● **DATASET CONTENT**:

#####

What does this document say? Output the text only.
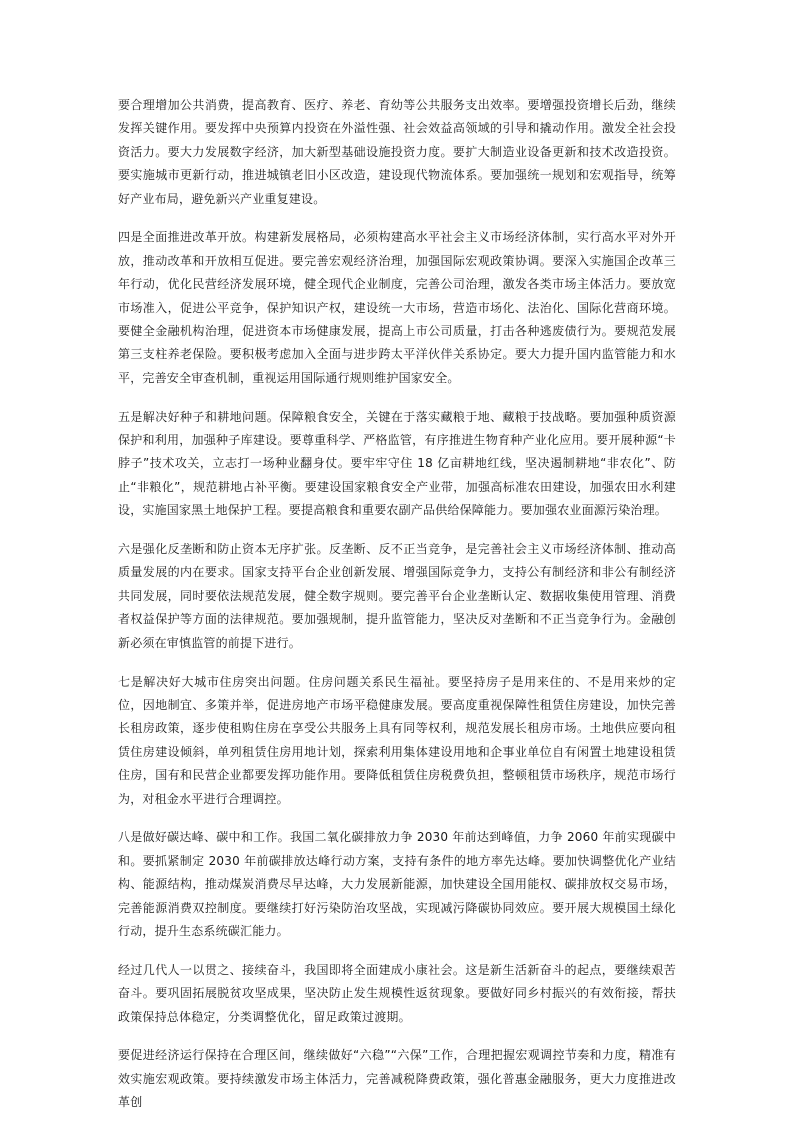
要合理增加公共消费，提高教育、医疗、养老、育幼等公共服务支出效率。要增强投资增长后劲，继续发挥关键作用。要发挥中央预算内投资在外溢性强、社会效益高领域的引导和撬动作用。激发全社会投资活力。要大力发展数字经济，加大新型基础设施投资力度。要扩大制造业设备更新和技术改造投资。要实施城市更新行动，推进城镇老旧小区改造，建设现代物流体系。要加强统一规划和宏观指导，统筹好产业布局，避免新兴产业重复建设。

四是全面推进改革开放。构建新发展格局，必须构建高水平社会主义市场经济体制，实行高水平对外开放，推动改革和开放相互促进。要完善宏观经济治理，加强国际宏观政策协调。要深入实施国企改革三年行动，优化民营经济发展环境，健全现代企业制度，完善公司治理，激发各类市场主体活力。要放宽市场准入，促进公平竞争，保护知识产权，建设统一大市场，营造市场化、法治化、国际化营商环境。要健全金融机构治理，促进资本市场健康发展，提高上市公司质量，打击各种逃废债行为。要规范发展第三支柱养老保险。要积极考虑加入全面与进步跨太平洋伙伴关系协定。要大力提升国内监管能力和水平，完善安全审查机制，重视运用国际通行规则维护国家安全。

五是解决好种子和耕地问题。保障粮食安全，关键在于落实藏粮于地、藏粮于技战略。要加强种质资源保护和利用，加强种子库建设。要尊重科学、严格监管，有序推进生物育种产业化应用。要开展种源“卡脖子”技术攻关，立志打一场种业翻身仗。要牢牢守住 18 亿亩耕地红线，坚决遏制耕地“非农化”、防止“非粮化”，规范耕地占补平衡。要建设国家粮食安全产业带，加强高标准农田建设，加强农田水利建设，实施国家黑土地保护工程。要提高粮食和重要农副产品供给保障能力。要加强农业面源污染治理。

六是强化反垄断和防止资本无序扩张。反垄断、反不正当竞争，是完善社会主义市场经济体制、推动高质量发展的内在要求。国家支持平台企业创新发展、增强国际竞争力，支持公有制经济和非公有制经济共同发展，同时要依法规范发展，健全数字规则。要完善平台企业垄断认定、数据收集使用管理、消费者权益保护等方面的法律规范。要加强规制，提升监管能力，坚决反对垄断和不正当竞争行为。金融创新必须在审慎监管的前提下进行。

七是解决好大城市住房突出问题。住房问题关系民生福祉。要坚持房子是用来住的、不是用来炒的定位，因地制宜、多策并举，促进房地产市场平稳健康发展。要高度重视保障性租赁住房建设，加快完善长租房政策，逐步使租购住房在享受公共服务上具有同等权利，规范发展长租房市场。土地供应要向租赁住房建设倾斜，单列租赁住房用地计划，探索利用集体建设用地和企事业单位自有闲置土地建设租赁住房，国有和民营企业都要发挥功能作用。要降低租赁住房税费负担，整顿租赁市场秩序，规范市场行为，对租金水平进行合理调控。

八是做好碳达峰、碳中和工作。我国二氧化碳排放力争 2030 年前达到峰值，力争 2060 年前实现碳中和。要抓紧制定 2030 年前碳排放达峰行动方案，支持有条件的地方率先达峰。要加快调整优化产业结构、能源结构，推动煤炭消费尽早达峰，大力发展新能源，加快建设全国用能权、碳排放权交易市场，完善能源消费双控制度。要继续打好污染防治攻坚战，实现减污降碳协同效应。要开展大规模国土绿化行动，提升生态系统碳汇能力。

经过几代人一以贯之、接续奋斗，我国即将全面建成小康社会。这是新生活新奋斗的起点，要继续艰苦奋斗。要巩固拓展脱贫攻坚成果，坚决防止发生规模性返贫现象。要做好同乡村振兴的有效衔接，帮扶政策保持总体稳定，分类调整优化，留足政策过渡期。

要促进经济运行保持在合理区间，继续做好“六稳”“六保”工作，合理把握宏观调控节奏和力度，精准有效实施宏观政策。要持续激发市场主体活力，完善减税降费政策，强化普惠金融服务，更大力度推进改革创
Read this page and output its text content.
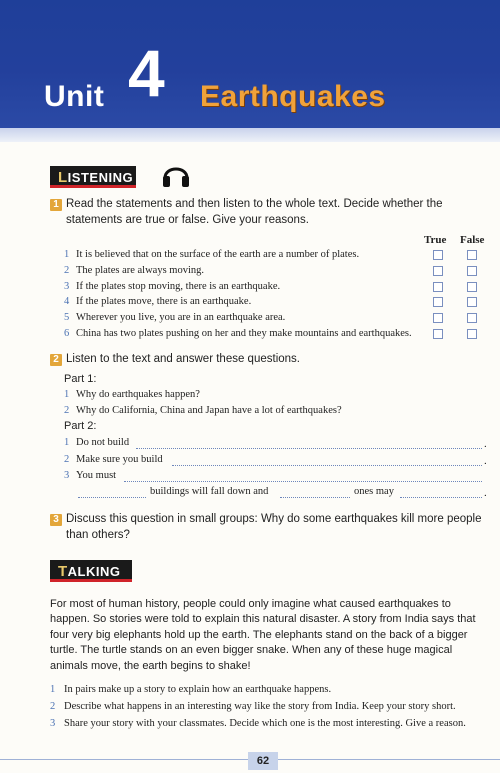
Unit 4 Earthquakes
LISTENING
1 Read the statements and then listen to the whole text. Decide whether the statements are true or false. Give your reasons.
True False
1 It is believed that on the surface of the earth are a number of plates.
2 The plates are always moving.
3 If the plates stop moving, there is an earthquake.
4 If the plates move, there is an earthquake.
5 Wherever you live, you are in an earthquake area.
6 China has two plates pushing on her and they make mountains and earthquakes.
2 Listen to the text and answer these questions.
Part 1:
1 Why do earthquakes happen?
2 Why do California, China and Japan have a lot of earthquakes?
Part 2:
1 Do not build	.
2 Make sure you build	.
3 You must
buildings will fall down and	ones may	.
3 Discuss this question in small groups: Why do some earthquakes kill more people than others?
TALKING
For most of human history, people could only imagine what caused earthquakes to happen. So stories were told to explain this natural disaster. A story from India says that four very big elephants hold up the earth. The elephants stand on the back of a bigger turtle. The turtle stands on an even bigger snake. When any of these huge magical animals move, the earth begins to shake!
1 In pairs make up a story to explain how an earthquake happens.
2 Describe what happens in an interesting way like the story from India. Keep your story short.
3 Share your story with your classmates. Decide which one is the most interesting. Give a reason.
62
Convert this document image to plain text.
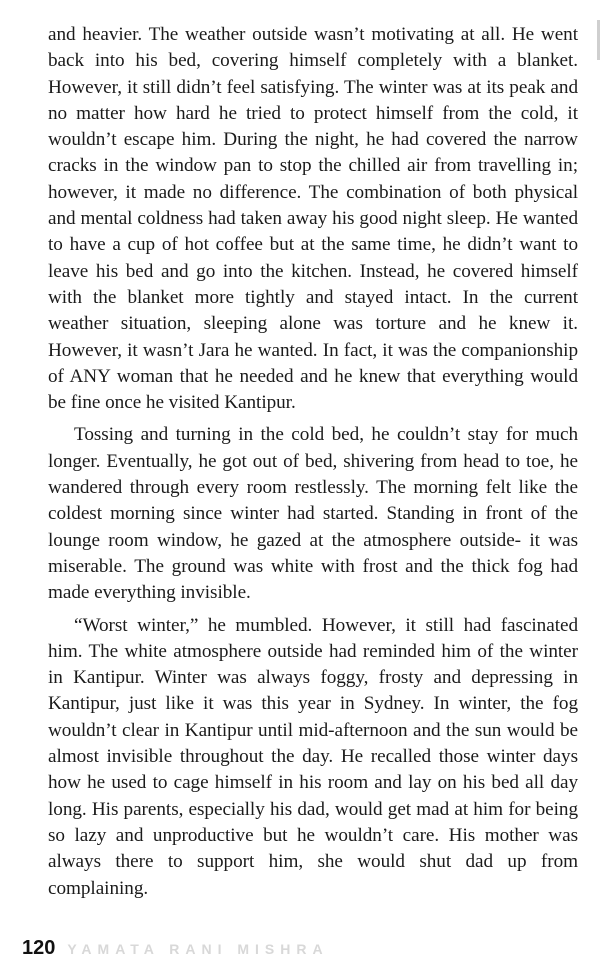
and heavier. The weather outside wasn’t motivating at all. He went back into his bed, covering himself completely with a blanket. However, it still didn’t feel satisfying. The winter was at its peak and no matter how hard he tried to protect himself from the cold, it wouldn’t escape him. During the night, he had covered the narrow cracks in the window pan to stop the chilled air from travelling in; however, it made no difference. The combination of both physical and mental coldness had taken away his good night sleep. He wanted to have a cup of hot coffee but at the same time, he didn’t want to leave his bed and go into the kitchen. Instead, he covered himself with the blanket more tightly and stayed intact. In the current weather situation, sleeping alone was torture and he knew it. However, it wasn’t Jara he wanted. In fact, it was the companionship of ANY woman that he needed and he knew that everything would be fine once he visited Kantipur.

Tossing and turning in the cold bed, he couldn’t stay for much longer. Eventually, he got out of bed, shivering from head to toe, he wandered through every room restlessly. The morning felt like the coldest morning since winter had started. Standing in front of the lounge room window, he gazed at the atmosphere outside- it was miserable. The ground was white with frost and the thick fog had made everything invisible.

“Worst winter,” he mumbled. However, it still had fascinated him. The white atmosphere outside had reminded him of the winter in Kantipur. Winter was always foggy, frosty and depressing in Kantipur, just like it was this year in Sydney. In winter, the fog wouldn’t clear in Kantipur until mid-afternoon and the sun would be almost invisible throughout the day. He recalled those winter days how he used to cage himself in his room and lay on his bed all day long. His parents, especially his dad, would get mad at him for being so lazy and unproductive but he wouldn’t care. His mother was always there to support him, she would shut dad up from complaining.

120 YAMATA RANI MISHRA
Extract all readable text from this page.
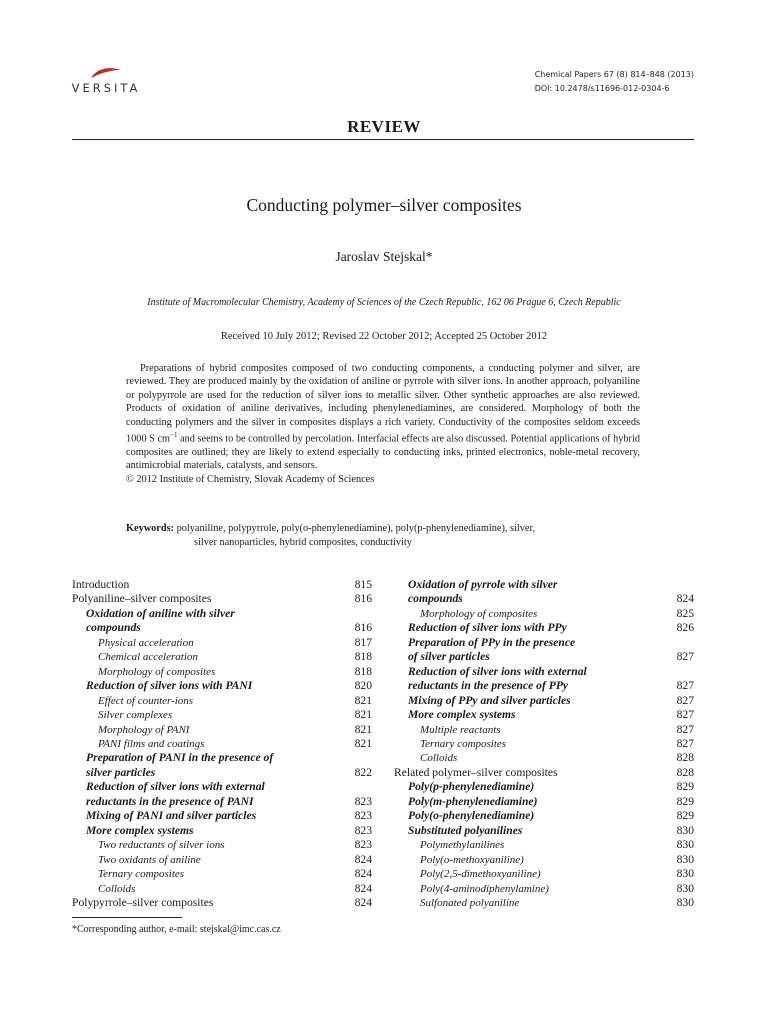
VERSITA
Chemical Papers 67 (8) 814–848 (2013)
DOI: 10.2478/s11696-012-0304-6
REVIEW
Conducting polymer–silver composites
Jaroslav Stejskal*
Institute of Macromolecular Chemistry, Academy of Sciences of the Czech Republic, 162 06 Prague 6, Czech Republic
Received 10 July 2012; Revised 22 October 2012; Accepted 25 October 2012

Preparations of hybrid composites composed of two conducting components, a conducting polymer and silver, are reviewed. They are produced mainly by the oxidation of aniline or pyrrole with silver ions. In another approach, polyaniline or polypyrrole are used for the reduction of silver ions to metallic silver. Other synthetic approaches are also reviewed. Products of oxidation of aniline derivatives, including phenylenediamines, are considered. Morphology of both the conducting polymers and the silver in composites displays a rich variety. Conductivity of the composites seldom exceeds 1000 S $cm^{-1}$ and seems to be controlled by percolation. Interfacial effects are also discussed. Potential applications of hybrid composites are outlined; they are likely to extend especially to conducting inks, printed electronics, noble-metal recovery, antimicrobial materials, catalysts, and sensors.

© 2012 Institute of Chemistry, Slovak Academy of Sciences

Keywords: polyaniline, polypyrrole, poly(o-phenylenediamine), poly(p-phenylenediamine), silver,
silver nanoparticles, hybrid composites, conductivity
Introduction	815
Polyaniline–silver composites	816
Oxidation of aniline with silver
compounds	816
Physical acceleration	817
Chemical acceleration	818
Morphology of composites	818
Reduction of silver ions with PANI	820
Effect of counter-ions	821
Silver complexes	821
Morphology of PANI	821
PANI films and coatings	821
Preparation of PANI in the presence of
silver particles	822
Reduction of silver ions with external
reductants in the presence of PANI	823
Mixing of PANI and silver particles	823
More complex systems	823
Two reductants of silver ions	823
Two oxidants of aniline	824
Ternary composites	824
Colloids	824
Polypyrrole–silver composites	824
Oxidation of pyrrole with silver
compounds	824
Morphology of composites	825
Reduction of silver ions with PPy	826
Preparation of PPy in the presence
of silver particles	827
Reduction of silver ions with external
reductants in the presence of PPy	827
Mixing of PPy and silver particles	827
More complex systems	827
Multiple reactants	827
Ternary composites	827
Colloids	828
Related polymer–silver composites	828
Poly(p-phenylenediamine)	829
Poly(m-phenylenediamine)	829
Poly(o-phenylenediamine)	829
Substituted polyanilines	830
Polymethylanilines	830
Poly(o-methoxyaniline)	830
Poly(2,5-dimethoxyaniline)	830
Poly(4-aminodiphenylamine)	830
Sulfonated polyaniline	830
*Corresponding author, e-mail: stejskal@imc.cas.cz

#####

● **STATED TASK**:
Reply with nothing except the number of lines in the listing above that include "page".

● **ANSWER TO THIS PROBLEM**:
2